[Written task]
Each entry that follows must be output without any deviation.
** BEGIN Exercise data **
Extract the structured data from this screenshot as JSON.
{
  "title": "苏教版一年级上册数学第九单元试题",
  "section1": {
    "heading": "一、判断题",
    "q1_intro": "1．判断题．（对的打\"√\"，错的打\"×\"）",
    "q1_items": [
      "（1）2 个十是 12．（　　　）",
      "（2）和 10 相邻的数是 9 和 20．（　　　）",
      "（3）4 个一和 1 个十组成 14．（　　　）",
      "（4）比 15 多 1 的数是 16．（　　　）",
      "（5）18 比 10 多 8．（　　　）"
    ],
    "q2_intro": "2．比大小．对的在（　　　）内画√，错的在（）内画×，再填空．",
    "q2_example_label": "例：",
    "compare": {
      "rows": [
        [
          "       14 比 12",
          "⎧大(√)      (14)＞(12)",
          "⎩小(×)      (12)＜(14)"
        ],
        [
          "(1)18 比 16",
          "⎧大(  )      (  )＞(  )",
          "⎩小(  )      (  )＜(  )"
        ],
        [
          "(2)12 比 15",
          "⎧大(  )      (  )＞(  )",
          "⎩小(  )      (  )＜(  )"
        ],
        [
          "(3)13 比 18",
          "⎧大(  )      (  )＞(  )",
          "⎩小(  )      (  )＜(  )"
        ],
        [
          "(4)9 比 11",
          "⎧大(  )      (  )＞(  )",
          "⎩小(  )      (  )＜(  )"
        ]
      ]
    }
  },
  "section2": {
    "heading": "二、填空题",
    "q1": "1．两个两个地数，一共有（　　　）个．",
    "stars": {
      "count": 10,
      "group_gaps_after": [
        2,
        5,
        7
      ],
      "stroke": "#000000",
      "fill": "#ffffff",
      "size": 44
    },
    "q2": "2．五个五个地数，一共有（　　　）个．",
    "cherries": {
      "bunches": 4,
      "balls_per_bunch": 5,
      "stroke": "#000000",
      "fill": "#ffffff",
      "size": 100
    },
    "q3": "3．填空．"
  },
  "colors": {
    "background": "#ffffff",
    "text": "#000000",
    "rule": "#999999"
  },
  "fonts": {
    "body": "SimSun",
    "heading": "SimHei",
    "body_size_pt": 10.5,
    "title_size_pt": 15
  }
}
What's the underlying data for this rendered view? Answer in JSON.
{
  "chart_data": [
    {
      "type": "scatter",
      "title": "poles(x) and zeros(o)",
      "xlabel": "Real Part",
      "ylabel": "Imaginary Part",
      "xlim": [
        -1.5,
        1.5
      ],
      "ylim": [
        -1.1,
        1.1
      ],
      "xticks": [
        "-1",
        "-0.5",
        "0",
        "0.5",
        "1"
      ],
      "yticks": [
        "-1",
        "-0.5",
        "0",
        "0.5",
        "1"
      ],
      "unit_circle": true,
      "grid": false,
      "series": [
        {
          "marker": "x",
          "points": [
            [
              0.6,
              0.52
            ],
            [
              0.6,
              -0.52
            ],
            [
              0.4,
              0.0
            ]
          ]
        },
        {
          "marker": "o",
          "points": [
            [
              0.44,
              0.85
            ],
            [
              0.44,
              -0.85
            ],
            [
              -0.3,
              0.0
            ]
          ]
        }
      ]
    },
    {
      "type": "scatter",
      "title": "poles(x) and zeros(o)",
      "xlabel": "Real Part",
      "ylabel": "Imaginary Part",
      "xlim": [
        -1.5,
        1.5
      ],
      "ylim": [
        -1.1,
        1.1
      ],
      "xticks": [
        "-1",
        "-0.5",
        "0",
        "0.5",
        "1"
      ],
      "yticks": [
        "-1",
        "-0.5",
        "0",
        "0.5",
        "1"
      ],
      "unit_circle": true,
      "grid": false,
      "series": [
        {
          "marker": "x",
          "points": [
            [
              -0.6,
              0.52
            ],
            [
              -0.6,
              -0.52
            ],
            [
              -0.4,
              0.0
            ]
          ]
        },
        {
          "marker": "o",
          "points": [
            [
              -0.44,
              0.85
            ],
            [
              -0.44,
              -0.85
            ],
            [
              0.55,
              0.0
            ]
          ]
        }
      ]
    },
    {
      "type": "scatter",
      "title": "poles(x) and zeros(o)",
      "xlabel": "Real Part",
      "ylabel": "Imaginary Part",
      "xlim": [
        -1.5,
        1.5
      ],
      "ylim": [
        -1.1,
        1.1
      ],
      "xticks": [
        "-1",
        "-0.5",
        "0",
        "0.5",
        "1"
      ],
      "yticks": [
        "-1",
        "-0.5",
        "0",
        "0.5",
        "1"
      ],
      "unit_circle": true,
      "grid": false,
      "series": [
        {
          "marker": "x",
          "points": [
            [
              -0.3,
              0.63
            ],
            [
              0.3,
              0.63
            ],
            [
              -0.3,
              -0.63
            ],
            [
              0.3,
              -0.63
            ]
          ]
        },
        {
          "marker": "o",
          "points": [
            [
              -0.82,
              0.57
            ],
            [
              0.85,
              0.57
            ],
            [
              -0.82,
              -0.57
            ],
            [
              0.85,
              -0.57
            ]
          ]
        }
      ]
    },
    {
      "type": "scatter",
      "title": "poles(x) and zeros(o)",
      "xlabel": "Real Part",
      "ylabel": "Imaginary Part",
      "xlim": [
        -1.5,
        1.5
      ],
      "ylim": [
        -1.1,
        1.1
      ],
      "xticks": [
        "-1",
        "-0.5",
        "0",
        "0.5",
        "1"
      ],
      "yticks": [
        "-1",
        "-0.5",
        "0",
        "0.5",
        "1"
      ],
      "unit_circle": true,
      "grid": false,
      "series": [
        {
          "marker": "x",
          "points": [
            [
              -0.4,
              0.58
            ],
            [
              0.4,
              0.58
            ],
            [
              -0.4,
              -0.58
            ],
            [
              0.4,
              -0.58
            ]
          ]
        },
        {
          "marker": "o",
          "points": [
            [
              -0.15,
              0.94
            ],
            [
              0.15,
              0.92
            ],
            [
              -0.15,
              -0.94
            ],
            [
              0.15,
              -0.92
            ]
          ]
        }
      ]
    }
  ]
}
** END Exercise data **
[Written solution]
Extract the structured data from this screenshot as JSON.
{
  "title": "苏教版一年级上册数学第九单元试题",
  "section1": {
    "heading": "一、判断题",
    "q1_intro": "1．判断题．（对的打\"√\"，错的打\"×\"）",
    "q1_items": [
      "（1）2 个十是 12．（　　　）",
      "（2）和 10 相邻的数是 9 和 20．（　　　）",
      "（3）4 个一和 1 个十组成 14．（　　　）",
      "（4）比 15 多 1 的数是 16．（　　　）",
      "（5）18 比 10 多 8．（　　　）"
    ],
    "q2_intro": "2．比大小．对的在（　　　）内画√，错的在（）内画×，再填空．",
    "q2_example_label": "例：",
    "compare": {
      "rows": [
        [
          "       14 比 12",
          "⎧大(√)      (14)＞(12)",
          "⎩小(×)      (12)＜(14)"
        ],
        [
          "(1)18 比 16",
          "⎧大(  )      (  )＞(  )",
          "⎩小(  )      (  )＜(  )"
        ],
        [
          "(2)12 比 15",
          "⎧大(  )      (  )＞(  )",
          "⎩小(  )      (  )＜(  )"
        ],
        [
          "(3)13 比 18",
          "⎧大(  )      (  )＞(  )",
          "⎩小(  )      (  )＜(  )"
        ],
        [
          "(4)9 比 11",
          "⎧大(  )      (  )＞(  )",
          "⎩小(  )      (  )＜(  )"
        ]
      ]
    }
  },
  "section2": {
    "heading": "二、填空题",
    "q1": "1．两个两个地数，一共有（　　　）个．",
    "stars": {
      "count": 10,
      "group_gaps_after": [
        2,
        5,
        7
      ],
      "stroke": "#000000",
      "fill": "#ffffff",
      "size": 44
    },
    "q2": "2．五个五个地数，一共有（　　　）个．",
    "cherries": {
      "bunches": 4,
      "balls_per_bunch": 5,
      "stroke": "#000000",
      "fill": "#ffffff",
      "size": 100
    },
    "q3": "3．填空．"
  },
  "colors": {
    "background": "#ffffff",
    "text": "#000000",
    "rule": "#999999"
  },
  "fonts": {
    "body": "SimSun",
    "heading": "SimHei",
    "body_size_pt": 10.5,
    "title_size_pt": 15
  }
}
What's the underlying data for this rendered view? Answer in JSON.
{
  "chart_data": [
    {
      "type": "scatter",
      "title": "poles(x) and zeros(o)",
      "xlabel": "Real Part",
      "ylabel": "Imaginary Part",
      "xlim": [
        -1.5,
        1.5
      ],
      "ylim": [
        -1.1,
        1.1
      ],
      "xticks": [
        "-1",
        "-0.5",
        "0",
        "0.5",
        "1"
      ],
      "yticks": [
        "-1",
        "-0.5",
        "0",
        "0.5",
        "1"
      ],
      "unit_circle": true,
      "grid": false,
      "series": [
        {
          "marker": "x",
          "points": [
            [
              0.6,
              0.52
            ],
            [
              0.6,
              -0.52
            ],
            [
              0.4,
              0.0
            ]
          ]
        },
        {
          "marker": "o",
          "points": [
            [
              0.44,
              0.85
            ],
            [
              0.44,
              -0.85
            ],
            [
              -0.3,
              0.0
            ]
          ]
        }
      ]
    },
    {
      "type": "scatter",
      "title": "poles(x) and zeros(o)",
      "xlabel": "Real Part",
      "ylabel": "Imaginary Part",
      "xlim": [
        -1.5,
        1.5
      ],
      "ylim": [
        -1.1,
        1.1
      ],
      "xticks": [
        "-1",
        "-0.5",
        "0",
        "0.5",
        "1"
      ],
      "yticks": [
        "-1",
        "-0.5",
        "0",
        "0.5",
        "1"
      ],
      "unit_circle": true,
      "grid": false,
      "series": [
        {
          "marker": "x",
          "points": [
            [
              -0.6,
              0.52
            ],
            [
              -0.6,
              -0.52
            ],
            [
              -0.4,
              0.0
            ]
          ]
        },
        {
          "marker": "o",
          "points": [
            [
              -0.44,
              0.85
            ],
            [
              -0.44,
              -0.85
            ],
            [
              0.55,
              0.0
            ]
          ]
        }
      ]
    },
    {
      "type": "scatter",
      "title": "poles(x) and zeros(o)",
      "xlabel": "Real Part",
      "ylabel": "Imaginary Part",
      "xlim": [
        -1.5,
        1.5
      ],
      "ylim": [
        -1.1,
        1.1
      ],
      "xticks": [
        "-1",
        "-0.5",
        "0",
        "0.5",
        "1"
      ],
      "yticks": [
        "-1",
        "-0.5",
        "0",
        "0.5",
        "1"
      ],
      "unit_circle": true,
      "grid": false,
      "series": [
        {
          "marker": "x",
          "points": [
            [
              -0.3,
              0.63
            ],
            [
              0.3,
              0.63
            ],
            [
              -0.3,
              -0.63
            ],
            [
              0.3,
              -0.63
            ]
          ]
        },
        {
          "marker": "o",
          "points": [
            [
              -0.82,
              0.57
            ],
            [
              0.85,
              0.57
            ],
            [
              -0.82,
              -0.57
            ],
            [
              0.85,
              -0.57
            ]
          ]
        }
      ]
    },
    {
      "type": "scatter",
      "title": "poles(x) and zeros(o)",
      "xlabel": "Real Part",
      "ylabel": "Imaginary Part",
      "xlim": [
        -1.5,
        1.5
      ],
      "ylim": [
        -1.1,
        1.1
      ],
      "xticks": [
        "-1",
        "-0.5",
        "0",
        "0.5",
        "1"
      ],
      "yticks": [
        "-1",
        "-0.5",
        "0",
        "0.5",
        "1"
      ],
      "unit_circle": true,
      "grid": false,
      "series": [
        {
          "marker": "x",
          "points": [
            [
              -0.4,
              0.58
            ],
            [
              0.4,
              0.58
            ],
            [
              -0.4,
              -0.58
            ],
            [
              0.4,
              -0.58
            ]
          ]
        },
        {
          "marker": "o",
          "points": [
            [
              -0.15,
              0.94
            ],
            [
              0.15,
              0.92
            ],
            [
              -0.15,
              -0.94
            ],
            [
              0.15,
              -0.92
            ]
          ]
        }
      ]
    }
  ]
}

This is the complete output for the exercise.